» **TASK GOAL**: Find and copy each line of the records where the string "name" shows up.

+-------+

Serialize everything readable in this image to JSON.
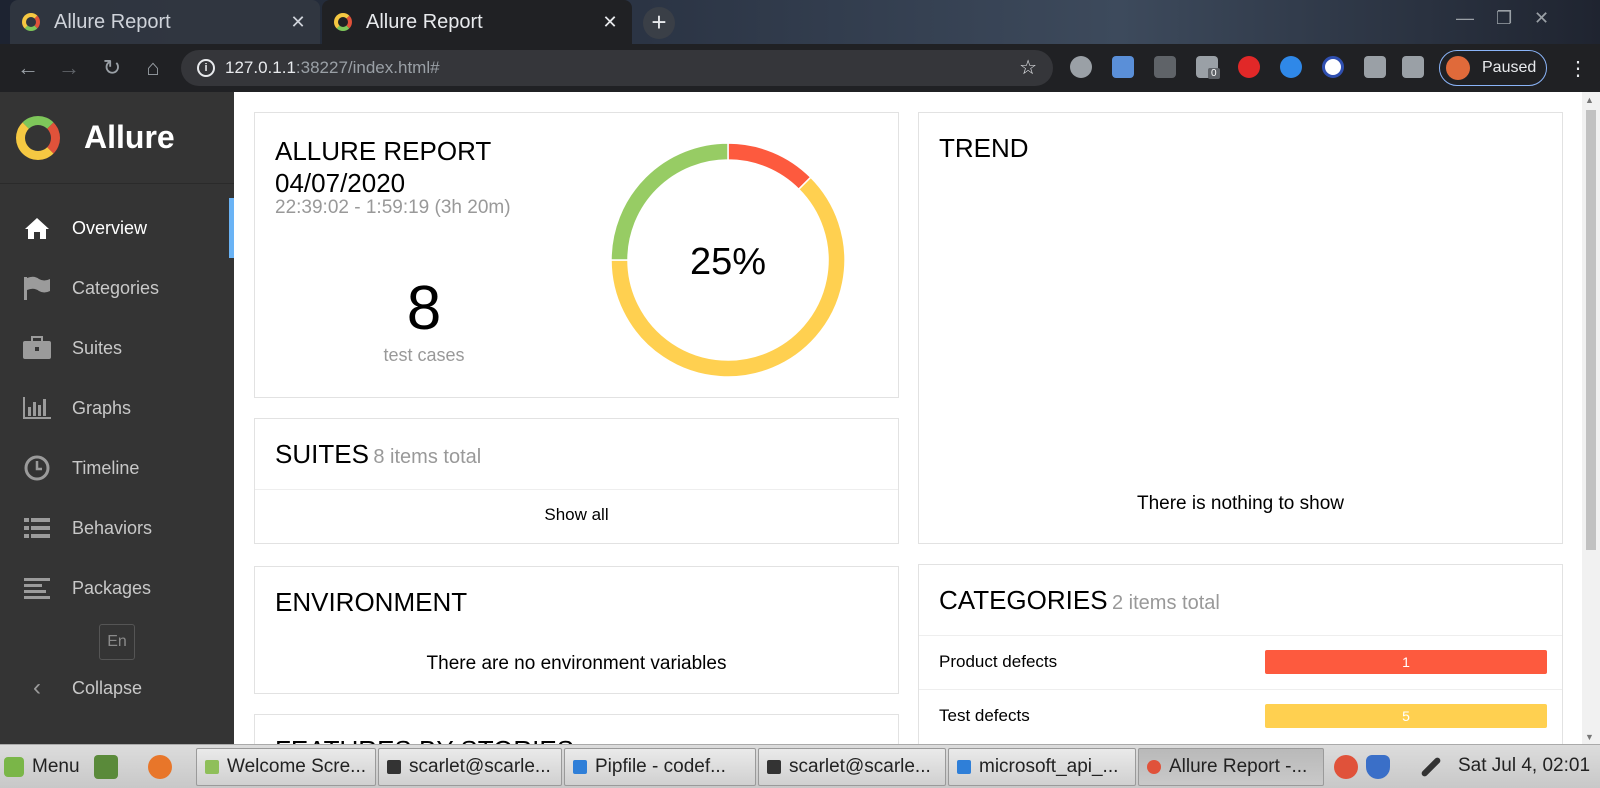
{
  "browser": {
    "tabs": [
      {
        "label": "Allure Report",
        "active": false
      },
      {
        "label": "Allure Report",
        "active": true
      }
    ],
    "url_host": "127.0.1.1",
    "url_rest": ":38227/index.html#",
    "extensions_badge": "0",
    "profile_label": "Paused"
  },
  "sidebar": {
    "brand": "Allure",
    "items": [
      {
        "label": "Overview",
        "icon": "home-icon",
        "active": true
      },
      {
        "label": "Categories",
        "icon": "flag-icon",
        "active": false
      },
      {
        "label": "Suites",
        "icon": "briefcase-icon",
        "active": false
      },
      {
        "label": "Graphs",
        "icon": "bar-chart-icon",
        "active": false
      },
      {
        "label": "Timeline",
        "icon": "clock-icon",
        "active": false
      },
      {
        "label": "Behaviors",
        "icon": "list-icon",
        "active": false
      },
      {
        "label": "Packages",
        "icon": "align-left-icon",
        "active": false
      }
    ],
    "language": "En",
    "collapse_label": "Collapse"
  },
  "summary": {
    "title_line1": "ALLURE REPORT",
    "title_line2": "04/07/2020",
    "time_range": "22:39:02 - 1:59:19 (3h 20m)",
    "count": "8",
    "count_label": "test cases",
    "percent": "25%",
    "donut": [
      {
        "status": "failed",
        "value": 1,
        "color": "#fd5a3e"
      },
      {
        "status": "broken",
        "value": 5,
        "color": "#ffd050"
      },
      {
        "status": "passed",
        "value": 2,
        "color": "#97cc64"
      }
    ]
  },
  "trend": {
    "title": "TREND",
    "empty_message": "There is nothing to show"
  },
  "suites": {
    "title": "SUITES",
    "subtitle": "8 items total",
    "show_all": "Show all"
  },
  "environment": {
    "title": "ENVIRONMENT",
    "empty_message": "There are no environment variables"
  },
  "features": {
    "title": "FEATURES BY STORIES"
  },
  "categories": {
    "title": "CATEGORIES",
    "subtitle": "2 items total",
    "rows": [
      {
        "name": "Product defects",
        "value": "1",
        "color": "#fd5a3e"
      },
      {
        "name": "Test defects",
        "value": "5",
        "color": "#ffd050"
      }
    ]
  },
  "taskbar": {
    "menu_label": "Menu",
    "windows": [
      {
        "label": "Welcome Scre...",
        "active": false
      },
      {
        "label": "scarlet@scarle...",
        "active": false
      },
      {
        "label": "Pipfile - codef...",
        "active": false
      },
      {
        "label": "scarlet@scarle...",
        "active": false
      },
      {
        "label": "microsoft_api_...",
        "active": false
      },
      {
        "label": "Allure Report -...",
        "active": true
      }
    ],
    "clock": "Sat Jul  4, 02:01"
  }
}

+-------+

» **ANSWER TO THE PROBLEM**:
        "name": "Product defects",
        "name": "Test defects",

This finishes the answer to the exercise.